**GOAL**.
Each line in the entries below that holds the string "Roland" is to be listed.

**RECORD LIST**.
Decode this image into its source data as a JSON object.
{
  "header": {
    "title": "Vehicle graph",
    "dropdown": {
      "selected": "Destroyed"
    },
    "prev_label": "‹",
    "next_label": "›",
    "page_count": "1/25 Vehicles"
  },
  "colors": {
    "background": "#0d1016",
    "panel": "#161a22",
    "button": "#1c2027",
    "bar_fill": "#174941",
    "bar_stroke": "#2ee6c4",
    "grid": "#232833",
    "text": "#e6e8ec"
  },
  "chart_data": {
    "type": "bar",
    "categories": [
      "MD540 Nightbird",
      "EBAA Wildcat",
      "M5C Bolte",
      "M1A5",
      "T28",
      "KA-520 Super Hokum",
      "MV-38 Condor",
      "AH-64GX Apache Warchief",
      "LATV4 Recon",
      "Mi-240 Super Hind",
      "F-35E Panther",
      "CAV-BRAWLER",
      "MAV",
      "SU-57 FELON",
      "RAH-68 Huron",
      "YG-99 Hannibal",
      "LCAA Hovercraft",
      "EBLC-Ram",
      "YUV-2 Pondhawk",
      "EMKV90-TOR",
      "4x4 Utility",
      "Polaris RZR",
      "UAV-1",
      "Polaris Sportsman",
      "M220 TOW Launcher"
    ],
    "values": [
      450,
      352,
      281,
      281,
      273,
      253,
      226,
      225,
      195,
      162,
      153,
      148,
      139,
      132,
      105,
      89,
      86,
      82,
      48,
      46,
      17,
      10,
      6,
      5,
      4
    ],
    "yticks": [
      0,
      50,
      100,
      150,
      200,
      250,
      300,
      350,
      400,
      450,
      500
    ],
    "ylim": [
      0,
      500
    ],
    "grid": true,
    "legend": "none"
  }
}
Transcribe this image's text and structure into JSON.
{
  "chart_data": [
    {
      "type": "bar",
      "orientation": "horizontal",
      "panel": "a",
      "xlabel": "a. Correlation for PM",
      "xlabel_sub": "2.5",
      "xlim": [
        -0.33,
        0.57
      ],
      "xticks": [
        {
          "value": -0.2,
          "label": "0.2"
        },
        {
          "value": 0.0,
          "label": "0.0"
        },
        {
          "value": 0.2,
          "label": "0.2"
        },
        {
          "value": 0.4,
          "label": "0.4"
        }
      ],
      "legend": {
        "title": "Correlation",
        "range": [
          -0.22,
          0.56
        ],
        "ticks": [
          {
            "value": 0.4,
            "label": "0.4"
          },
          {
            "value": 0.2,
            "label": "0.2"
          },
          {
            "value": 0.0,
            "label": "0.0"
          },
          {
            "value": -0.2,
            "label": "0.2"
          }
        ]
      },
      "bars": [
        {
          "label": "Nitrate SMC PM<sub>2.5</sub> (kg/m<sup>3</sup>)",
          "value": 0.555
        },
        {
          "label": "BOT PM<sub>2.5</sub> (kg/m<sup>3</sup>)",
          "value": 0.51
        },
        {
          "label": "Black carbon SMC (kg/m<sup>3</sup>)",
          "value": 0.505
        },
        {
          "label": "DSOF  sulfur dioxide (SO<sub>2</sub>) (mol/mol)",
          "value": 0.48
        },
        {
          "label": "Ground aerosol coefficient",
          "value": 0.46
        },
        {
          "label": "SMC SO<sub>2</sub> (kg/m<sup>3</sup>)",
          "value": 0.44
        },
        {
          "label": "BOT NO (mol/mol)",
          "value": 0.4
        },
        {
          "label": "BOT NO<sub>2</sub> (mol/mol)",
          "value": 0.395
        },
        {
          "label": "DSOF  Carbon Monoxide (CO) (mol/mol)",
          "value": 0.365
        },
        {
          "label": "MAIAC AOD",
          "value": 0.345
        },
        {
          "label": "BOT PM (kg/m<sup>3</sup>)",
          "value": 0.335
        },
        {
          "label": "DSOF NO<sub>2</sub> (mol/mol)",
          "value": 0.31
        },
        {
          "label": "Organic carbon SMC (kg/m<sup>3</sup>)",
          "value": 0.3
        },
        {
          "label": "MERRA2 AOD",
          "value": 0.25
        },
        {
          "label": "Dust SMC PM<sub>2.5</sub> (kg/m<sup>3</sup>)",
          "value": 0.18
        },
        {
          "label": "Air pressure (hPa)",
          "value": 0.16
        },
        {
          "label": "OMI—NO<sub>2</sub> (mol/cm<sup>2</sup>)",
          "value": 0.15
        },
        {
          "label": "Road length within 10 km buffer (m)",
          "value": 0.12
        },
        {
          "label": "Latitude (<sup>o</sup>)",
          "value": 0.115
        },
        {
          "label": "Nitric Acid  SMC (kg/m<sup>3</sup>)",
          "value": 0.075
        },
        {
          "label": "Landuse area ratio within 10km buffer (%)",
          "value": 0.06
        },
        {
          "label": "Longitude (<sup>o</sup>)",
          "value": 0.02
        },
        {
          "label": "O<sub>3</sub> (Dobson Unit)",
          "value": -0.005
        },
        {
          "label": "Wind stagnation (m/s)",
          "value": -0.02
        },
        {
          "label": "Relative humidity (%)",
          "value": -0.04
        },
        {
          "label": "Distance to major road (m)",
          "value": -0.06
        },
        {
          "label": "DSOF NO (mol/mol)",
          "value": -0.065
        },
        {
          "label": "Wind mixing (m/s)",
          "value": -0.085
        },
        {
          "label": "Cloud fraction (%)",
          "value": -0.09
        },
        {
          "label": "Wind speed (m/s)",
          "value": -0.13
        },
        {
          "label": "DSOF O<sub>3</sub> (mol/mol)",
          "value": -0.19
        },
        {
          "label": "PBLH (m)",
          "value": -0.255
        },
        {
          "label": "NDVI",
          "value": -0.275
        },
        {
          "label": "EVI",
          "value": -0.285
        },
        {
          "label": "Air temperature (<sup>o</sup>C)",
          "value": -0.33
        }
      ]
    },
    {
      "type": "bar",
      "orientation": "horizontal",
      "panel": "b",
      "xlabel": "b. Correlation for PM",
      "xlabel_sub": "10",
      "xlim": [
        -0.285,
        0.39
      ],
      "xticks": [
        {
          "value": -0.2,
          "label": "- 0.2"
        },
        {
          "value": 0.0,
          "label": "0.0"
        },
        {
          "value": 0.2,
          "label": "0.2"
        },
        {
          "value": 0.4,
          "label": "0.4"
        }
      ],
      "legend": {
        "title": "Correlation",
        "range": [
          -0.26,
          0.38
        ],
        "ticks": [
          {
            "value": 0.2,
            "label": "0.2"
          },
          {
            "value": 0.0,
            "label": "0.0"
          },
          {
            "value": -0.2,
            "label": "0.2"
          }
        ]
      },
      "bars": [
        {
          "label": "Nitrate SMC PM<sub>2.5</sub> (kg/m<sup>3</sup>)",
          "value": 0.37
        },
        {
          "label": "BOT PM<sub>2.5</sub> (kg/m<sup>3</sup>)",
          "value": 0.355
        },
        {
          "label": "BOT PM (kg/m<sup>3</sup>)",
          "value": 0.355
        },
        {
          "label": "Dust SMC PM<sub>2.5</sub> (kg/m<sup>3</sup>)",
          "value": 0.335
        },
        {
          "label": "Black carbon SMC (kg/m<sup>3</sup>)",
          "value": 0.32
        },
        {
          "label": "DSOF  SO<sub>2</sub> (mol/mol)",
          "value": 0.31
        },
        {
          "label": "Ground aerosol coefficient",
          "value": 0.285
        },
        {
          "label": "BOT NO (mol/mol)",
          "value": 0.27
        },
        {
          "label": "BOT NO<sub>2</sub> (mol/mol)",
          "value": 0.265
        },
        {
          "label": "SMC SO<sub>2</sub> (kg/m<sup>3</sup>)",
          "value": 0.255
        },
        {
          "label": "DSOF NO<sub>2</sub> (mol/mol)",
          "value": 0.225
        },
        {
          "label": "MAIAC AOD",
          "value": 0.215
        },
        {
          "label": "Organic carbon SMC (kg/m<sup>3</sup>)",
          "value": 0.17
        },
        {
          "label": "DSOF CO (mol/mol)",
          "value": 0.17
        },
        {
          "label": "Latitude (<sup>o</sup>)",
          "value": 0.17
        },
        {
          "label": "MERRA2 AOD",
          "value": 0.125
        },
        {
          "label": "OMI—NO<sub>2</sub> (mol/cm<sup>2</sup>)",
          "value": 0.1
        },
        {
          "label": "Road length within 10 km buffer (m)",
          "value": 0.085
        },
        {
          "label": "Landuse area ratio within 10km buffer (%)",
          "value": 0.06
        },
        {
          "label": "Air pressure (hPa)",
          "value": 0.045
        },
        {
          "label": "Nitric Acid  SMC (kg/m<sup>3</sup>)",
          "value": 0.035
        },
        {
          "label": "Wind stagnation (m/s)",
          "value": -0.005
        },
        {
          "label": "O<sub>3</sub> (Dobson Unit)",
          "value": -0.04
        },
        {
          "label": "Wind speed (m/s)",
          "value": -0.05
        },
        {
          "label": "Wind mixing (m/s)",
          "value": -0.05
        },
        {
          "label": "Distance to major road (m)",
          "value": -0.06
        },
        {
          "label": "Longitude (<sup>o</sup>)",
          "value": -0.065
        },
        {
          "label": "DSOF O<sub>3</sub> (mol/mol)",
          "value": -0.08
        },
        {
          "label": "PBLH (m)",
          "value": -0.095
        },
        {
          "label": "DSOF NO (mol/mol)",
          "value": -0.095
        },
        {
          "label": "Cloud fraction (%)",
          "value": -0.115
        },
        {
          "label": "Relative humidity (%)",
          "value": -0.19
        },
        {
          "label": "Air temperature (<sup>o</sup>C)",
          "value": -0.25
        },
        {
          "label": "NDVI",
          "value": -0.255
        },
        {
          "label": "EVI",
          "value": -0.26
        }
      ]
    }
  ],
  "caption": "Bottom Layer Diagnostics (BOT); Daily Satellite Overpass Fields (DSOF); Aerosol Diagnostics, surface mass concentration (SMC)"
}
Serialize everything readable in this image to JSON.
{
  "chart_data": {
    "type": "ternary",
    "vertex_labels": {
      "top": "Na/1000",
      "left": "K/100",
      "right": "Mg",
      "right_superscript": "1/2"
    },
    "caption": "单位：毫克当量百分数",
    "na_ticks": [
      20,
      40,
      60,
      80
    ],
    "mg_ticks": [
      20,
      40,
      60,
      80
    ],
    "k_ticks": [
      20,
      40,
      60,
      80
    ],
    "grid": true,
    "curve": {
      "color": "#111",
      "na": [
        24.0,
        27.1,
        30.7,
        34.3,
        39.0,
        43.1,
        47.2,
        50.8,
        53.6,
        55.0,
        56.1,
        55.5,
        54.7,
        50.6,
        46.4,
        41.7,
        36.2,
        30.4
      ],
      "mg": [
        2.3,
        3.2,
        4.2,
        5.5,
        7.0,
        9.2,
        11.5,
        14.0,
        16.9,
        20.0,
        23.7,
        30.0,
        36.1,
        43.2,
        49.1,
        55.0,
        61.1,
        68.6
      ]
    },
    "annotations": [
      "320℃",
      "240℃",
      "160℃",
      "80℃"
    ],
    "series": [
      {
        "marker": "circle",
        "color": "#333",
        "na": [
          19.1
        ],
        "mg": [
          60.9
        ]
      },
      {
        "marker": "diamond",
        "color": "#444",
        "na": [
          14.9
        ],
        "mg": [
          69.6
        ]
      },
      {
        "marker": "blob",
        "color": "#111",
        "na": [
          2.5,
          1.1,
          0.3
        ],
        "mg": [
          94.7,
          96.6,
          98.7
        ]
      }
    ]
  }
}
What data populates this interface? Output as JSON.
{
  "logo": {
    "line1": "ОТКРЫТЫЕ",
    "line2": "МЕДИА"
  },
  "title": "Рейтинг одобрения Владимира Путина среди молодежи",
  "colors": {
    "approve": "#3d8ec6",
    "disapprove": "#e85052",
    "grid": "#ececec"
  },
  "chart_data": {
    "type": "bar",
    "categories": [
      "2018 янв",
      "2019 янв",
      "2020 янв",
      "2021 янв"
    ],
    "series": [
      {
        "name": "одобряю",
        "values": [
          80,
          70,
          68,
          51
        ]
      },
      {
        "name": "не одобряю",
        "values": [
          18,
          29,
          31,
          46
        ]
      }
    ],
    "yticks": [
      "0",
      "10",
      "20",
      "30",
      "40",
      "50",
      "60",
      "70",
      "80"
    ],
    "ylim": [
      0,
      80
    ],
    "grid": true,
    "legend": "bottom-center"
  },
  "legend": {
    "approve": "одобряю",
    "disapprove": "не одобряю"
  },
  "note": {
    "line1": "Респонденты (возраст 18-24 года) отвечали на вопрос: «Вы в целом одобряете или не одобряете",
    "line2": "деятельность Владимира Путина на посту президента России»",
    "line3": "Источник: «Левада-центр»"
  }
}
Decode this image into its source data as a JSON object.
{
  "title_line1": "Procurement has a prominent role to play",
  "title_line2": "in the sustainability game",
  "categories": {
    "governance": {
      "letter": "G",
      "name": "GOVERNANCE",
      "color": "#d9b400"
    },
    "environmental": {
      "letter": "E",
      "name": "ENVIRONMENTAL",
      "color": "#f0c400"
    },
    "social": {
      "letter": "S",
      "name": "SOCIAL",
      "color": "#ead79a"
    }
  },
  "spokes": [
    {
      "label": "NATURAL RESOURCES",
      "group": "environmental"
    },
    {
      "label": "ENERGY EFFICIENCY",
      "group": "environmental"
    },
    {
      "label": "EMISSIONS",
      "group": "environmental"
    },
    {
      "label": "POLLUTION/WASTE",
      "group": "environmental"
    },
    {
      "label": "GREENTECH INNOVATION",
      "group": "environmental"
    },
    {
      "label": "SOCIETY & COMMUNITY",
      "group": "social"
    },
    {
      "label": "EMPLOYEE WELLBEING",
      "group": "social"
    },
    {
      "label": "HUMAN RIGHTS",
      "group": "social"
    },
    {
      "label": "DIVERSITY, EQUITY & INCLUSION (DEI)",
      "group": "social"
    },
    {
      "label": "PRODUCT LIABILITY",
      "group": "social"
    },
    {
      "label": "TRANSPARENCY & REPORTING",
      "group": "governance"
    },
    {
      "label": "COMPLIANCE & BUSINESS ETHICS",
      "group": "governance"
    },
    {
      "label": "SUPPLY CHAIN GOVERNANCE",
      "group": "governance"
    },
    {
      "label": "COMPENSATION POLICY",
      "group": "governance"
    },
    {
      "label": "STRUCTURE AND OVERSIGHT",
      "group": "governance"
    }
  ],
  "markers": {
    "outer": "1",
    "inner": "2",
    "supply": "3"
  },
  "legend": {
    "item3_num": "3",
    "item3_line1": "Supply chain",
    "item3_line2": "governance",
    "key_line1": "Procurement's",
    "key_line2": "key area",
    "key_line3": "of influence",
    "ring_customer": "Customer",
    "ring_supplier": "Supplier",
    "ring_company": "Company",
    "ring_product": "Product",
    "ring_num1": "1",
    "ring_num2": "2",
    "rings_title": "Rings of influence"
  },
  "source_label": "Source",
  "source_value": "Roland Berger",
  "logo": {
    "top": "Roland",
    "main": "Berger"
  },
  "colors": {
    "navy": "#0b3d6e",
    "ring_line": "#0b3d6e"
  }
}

**EXERCISE SOLUTION**.
  "source_value": "Roland Berger",
    "top": "Roland",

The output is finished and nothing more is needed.